Exclude the pictures, then repeat the remaining data exactly.

Dataset rows:
--- Start ---

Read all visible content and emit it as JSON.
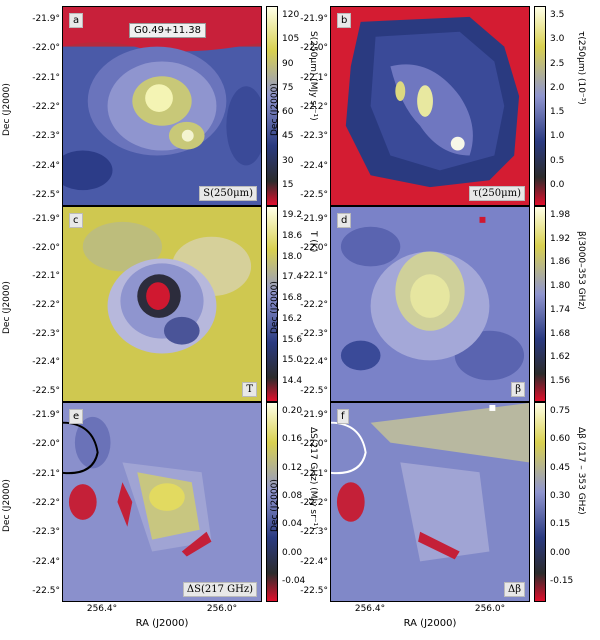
{
  "title_box": "G0.49+11.38",
  "y_axis_label": "Dec (J2000)",
  "x_axis_label": "RA (J2000)",
  "y_ticks": [
    "-21.9°",
    "-22.0°",
    "-22.1°",
    "-22.2°",
    "-22.3°",
    "-22.4°",
    "-22.5°"
  ],
  "x_ticks": [
    "256.4°",
    "256.0°"
  ],
  "panels": [
    {
      "letter": "a",
      "quantity": "S(250μm)",
      "cbar_label": "S(250μm) (MJy sr⁻¹)",
      "ticks": [
        "120",
        "105",
        "90",
        "75",
        "60",
        "45",
        "30",
        "15"
      ],
      "colors": {
        "bg": "#4a5aa8",
        "mid": "#8f95cf",
        "hi": "#f2f2a0",
        "cold": "#c8203a"
      }
    },
    {
      "letter": "b",
      "quantity": "τ(250μm)",
      "cbar_label": "τ(250μm) (10⁻³)",
      "ticks": [
        "3.5",
        "3.0",
        "2.5",
        "2.0",
        "1.5",
        "1.0",
        "0.5",
        "0.0"
      ],
      "colors": {
        "bg": "#2a3a80",
        "mid": "#6f77c0",
        "hi": "#f7f7c8",
        "cold": "#d41c32"
      }
    },
    {
      "letter": "c",
      "quantity": "T",
      "cbar_label": "T (K)",
      "ticks": [
        "19.2",
        "18.6",
        "18.0",
        "17.4",
        "16.8",
        "16.2",
        "15.6",
        "15.0",
        "14.4"
      ],
      "colors": {
        "bg": "#cfc850",
        "mid": "#8f95cf",
        "hi": "#e8e0a0",
        "cold": "#d01830"
      }
    },
    {
      "letter": "d",
      "quantity": "β",
      "cbar_label": "β(3000–353 GHz)",
      "ticks": [
        "1.98",
        "1.92",
        "1.86",
        "1.80",
        "1.74",
        "1.68",
        "1.62",
        "1.56"
      ],
      "colors": {
        "bg": "#7a82c8",
        "mid": "#a4a8d8",
        "hi": "#e6e6a0",
        "cold": "#3a4a98"
      }
    },
    {
      "letter": "e",
      "quantity": "ΔS(217 GHz)",
      "cbar_label": "ΔS(217 GHz) (MJy sr⁻¹)",
      "ticks": [
        "0.20",
        "0.16",
        "0.12",
        "0.08",
        "0.04",
        "0.00",
        "-0.04"
      ],
      "colors": {
        "bg": "#8088c8",
        "mid": "#a0a4d4",
        "hi": "#e2da60",
        "cold": "#c42038"
      }
    },
    {
      "letter": "f",
      "quantity": "Δβ",
      "cbar_label": "Δβ (217 – 353 GHz)",
      "ticks": [
        "0.75",
        "0.60",
        "0.45",
        "0.30",
        "0.15",
        "0.00",
        "-0.15"
      ],
      "colors": {
        "bg": "#8088c8",
        "mid": "#a0a4d4",
        "hi": "#e8e4a8",
        "cold": "#c42038"
      }
    }
  ],
  "chart_data": [
    {
      "type": "heatmap",
      "title": "G0.49+11.38",
      "quantity": "S(250μm)",
      "unit": "MJy sr⁻¹",
      "xlabel": "RA (J2000)",
      "ylabel": "Dec (J2000)",
      "range": [
        0,
        125
      ],
      "peak_value": 120
    },
    {
      "type": "heatmap",
      "quantity": "τ(250μm)",
      "unit": "10⁻³",
      "range": [
        -0.3,
        3.8
      ],
      "peak_value": 3.5
    },
    {
      "type": "heatmap",
      "quantity": "T",
      "unit": "K",
      "range": [
        14.4,
        19.4
      ],
      "minimum_value": 14.4
    },
    {
      "type": "heatmap",
      "quantity": "β",
      "unit": "3000–353 GHz",
      "range": [
        1.54,
        2.0
      ]
    },
    {
      "type": "heatmap",
      "quantity": "ΔS(217 GHz)",
      "unit": "MJy sr⁻¹",
      "range": [
        -0.06,
        0.22
      ]
    },
    {
      "type": "heatmap",
      "quantity": "Δβ",
      "unit": "217 – 353 GHz",
      "range": [
        -0.2,
        0.78
      ]
    }
  ]
}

--- End ---

(WRITTEN ANSWER):
Read all visible content and emit it as JSON.
{
  "title_box": "G0.49+11.38",
  "y_axis_label": "Dec (J2000)",
  "x_axis_label": "RA (J2000)",
  "y_ticks": [
    "-21.9°",
    "-22.0°",
    "-22.1°",
    "-22.2°",
    "-22.3°",
    "-22.4°",
    "-22.5°"
  ],
  "x_ticks": [
    "256.4°",
    "256.0°"
  ],
  "panels": [
    {
      "letter": "a",
      "quantity": "S(250μm)",
      "cbar_label": "S(250μm) (MJy sr⁻¹)",
      "ticks": [
        "120",
        "105",
        "90",
        "75",
        "60",
        "45",
        "30",
        "15"
      ],
      "colors": {
        "bg": "#4a5aa8",
        "mid": "#8f95cf",
        "hi": "#f2f2a0",
        "cold": "#c8203a"
      }
    },
    {
      "letter": "b",
      "quantity": "τ(250μm)",
      "cbar_label": "τ(250μm) (10⁻³)",
      "ticks": [
        "3.5",
        "3.0",
        "2.5",
        "2.0",
        "1.5",
        "1.0",
        "0.5",
        "0.0"
      ],
      "colors": {
        "bg": "#2a3a80",
        "mid": "#6f77c0",
        "hi": "#f7f7c8",
        "cold": "#d41c32"
      }
    },
    {
      "letter": "c",
      "quantity": "T",
      "cbar_label": "T (K)",
      "ticks": [
        "19.2",
        "18.6",
        "18.0",
        "17.4",
        "16.8",
        "16.2",
        "15.6",
        "15.0",
        "14.4"
      ],
      "colors": {
        "bg": "#cfc850",
        "mid": "#8f95cf",
        "hi": "#e8e0a0",
        "cold": "#d01830"
      }
    },
    {
      "letter": "d",
      "quantity": "β",
      "cbar_label": "β(3000–353 GHz)",
      "ticks": [
        "1.98",
        "1.92",
        "1.86",
        "1.80",
        "1.74",
        "1.68",
        "1.62",
        "1.56"
      ],
      "colors": {
        "bg": "#7a82c8",
        "mid": "#a4a8d8",
        "hi": "#e6e6a0",
        "cold": "#3a4a98"
      }
    },
    {
      "letter": "e",
      "quantity": "ΔS(217 GHz)",
      "cbar_label": "ΔS(217 GHz) (MJy sr⁻¹)",
      "ticks": [
        "0.20",
        "0.16",
        "0.12",
        "0.08",
        "0.04",
        "0.00",
        "-0.04"
      ],
      "colors": {
        "bg": "#8088c8",
        "mid": "#a0a4d4",
        "hi": "#e2da60",
        "cold": "#c42038"
      }
    },
    {
      "letter": "f",
      "quantity": "Δβ",
      "cbar_label": "Δβ (217 – 353 GHz)",
      "ticks": [
        "0.75",
        "0.60",
        "0.45",
        "0.30",
        "0.15",
        "0.00",
        "-0.15"
      ],
      "colors": {
        "bg": "#8088c8",
        "mid": "#a0a4d4",
        "hi": "#e8e4a8",
        "cold": "#c42038"
      }
    }
  ],
  "chart_data": [
    {
      "type": "heatmap",
      "title": "G0.49+11.38",
      "quantity": "S(250μm)",
      "unit": "MJy sr⁻¹",
      "xlabel": "RA (J2000)",
      "ylabel": "Dec (J2000)",
      "range": [
        0,
        125
      ],
      "peak_value": 120
    },
    {
      "type": "heatmap",
      "quantity": "τ(250μm)",
      "unit": "10⁻³",
      "range": [
        -0.3,
        3.8
      ],
      "peak_value": 3.5
    },
    {
      "type": "heatmap",
      "quantity": "T",
      "unit": "K",
      "range": [
        14.4,
        19.4
      ],
      "minimum_value": 14.4
    },
    {
      "type": "heatmap",
      "quantity": "β",
      "unit": "3000–353 GHz",
      "range": [
        1.54,
        2.0
      ]
    },
    {
      "type": "heatmap",
      "quantity": "ΔS(217 GHz)",
      "unit": "MJy sr⁻¹",
      "range": [
        -0.06,
        0.22
      ]
    },
    {
      "type": "heatmap",
      "quantity": "Δβ",
      "unit": "217 – 353 GHz",
      "range": [
        -0.2,
        0.78
      ]
    }
  ]
}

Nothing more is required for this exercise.